TASK OBJECTIVE: Provide the data again in its entirety, exactly as given.

(Records contained in a dataset)
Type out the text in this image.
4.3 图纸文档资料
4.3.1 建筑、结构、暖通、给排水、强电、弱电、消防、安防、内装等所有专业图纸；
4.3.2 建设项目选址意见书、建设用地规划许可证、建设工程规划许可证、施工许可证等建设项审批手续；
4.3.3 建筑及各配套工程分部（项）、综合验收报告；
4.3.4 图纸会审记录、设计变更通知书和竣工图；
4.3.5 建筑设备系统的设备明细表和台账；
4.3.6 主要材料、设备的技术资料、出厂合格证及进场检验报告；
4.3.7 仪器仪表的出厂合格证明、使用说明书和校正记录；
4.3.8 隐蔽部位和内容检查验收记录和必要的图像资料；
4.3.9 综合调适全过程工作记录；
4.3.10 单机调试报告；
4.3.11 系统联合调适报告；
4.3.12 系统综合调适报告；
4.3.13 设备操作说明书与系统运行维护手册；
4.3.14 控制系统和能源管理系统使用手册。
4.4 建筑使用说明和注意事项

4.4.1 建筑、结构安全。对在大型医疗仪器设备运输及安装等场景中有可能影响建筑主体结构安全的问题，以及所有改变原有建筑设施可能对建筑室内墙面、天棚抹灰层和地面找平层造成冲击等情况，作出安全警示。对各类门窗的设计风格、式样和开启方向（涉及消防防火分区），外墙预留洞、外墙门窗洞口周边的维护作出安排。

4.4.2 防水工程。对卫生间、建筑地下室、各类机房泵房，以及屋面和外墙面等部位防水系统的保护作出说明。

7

SOLUTION FOR THIS EXERCISE:
Type out the text in this image.
4.3 图纸文档资料
4.3.1 建筑、结构、暖通、给排水、强电、弱电、消防、安防、内装等所有专业图纸；
4.3.2 建设项目选址意见书、建设用地规划许可证、建设工程规划许可证、施工许可证等建设项审批手续；
4.3.3 建筑及各配套工程分部（项）、综合验收报告；
4.3.4 图纸会审记录、设计变更通知书和竣工图；
4.3.5 建筑设备系统的设备明细表和台账；
4.3.6 主要材料、设备的技术资料、出厂合格证及进场检验报告；
4.3.7 仪器仪表的出厂合格证明、使用说明书和校正记录；
4.3.8 隐蔽部位和内容检查验收记录和必要的图像资料；
4.3.9 综合调适全过程工作记录；
4.3.10 单机调试报告；
4.3.11 系统联合调适报告；
4.3.12 系统综合调适报告；
4.3.13 设备操作说明书与系统运行维护手册；
4.3.14 控制系统和能源管理系统使用手册。
4.4 建筑使用说明和注意事项

4.4.1 建筑、结构安全。对在大型医疗仪器设备运输及安装等场景中有可能影响建筑主体结构安全的问题，以及所有改变原有建筑设施可能对建筑室内墙面、天棚抹灰层和地面找平层造成冲击等情况，作出安全警示。对各类门窗的设计风格、式样和开启方向（涉及消防防火分区），外墙预留洞、外墙门窗洞口周边的维护作出安排。

4.4.2 防水工程。对卫生间、建筑地下室、各类机房泵房，以及屋面和外墙面等部位防水系统的保护作出说明。

7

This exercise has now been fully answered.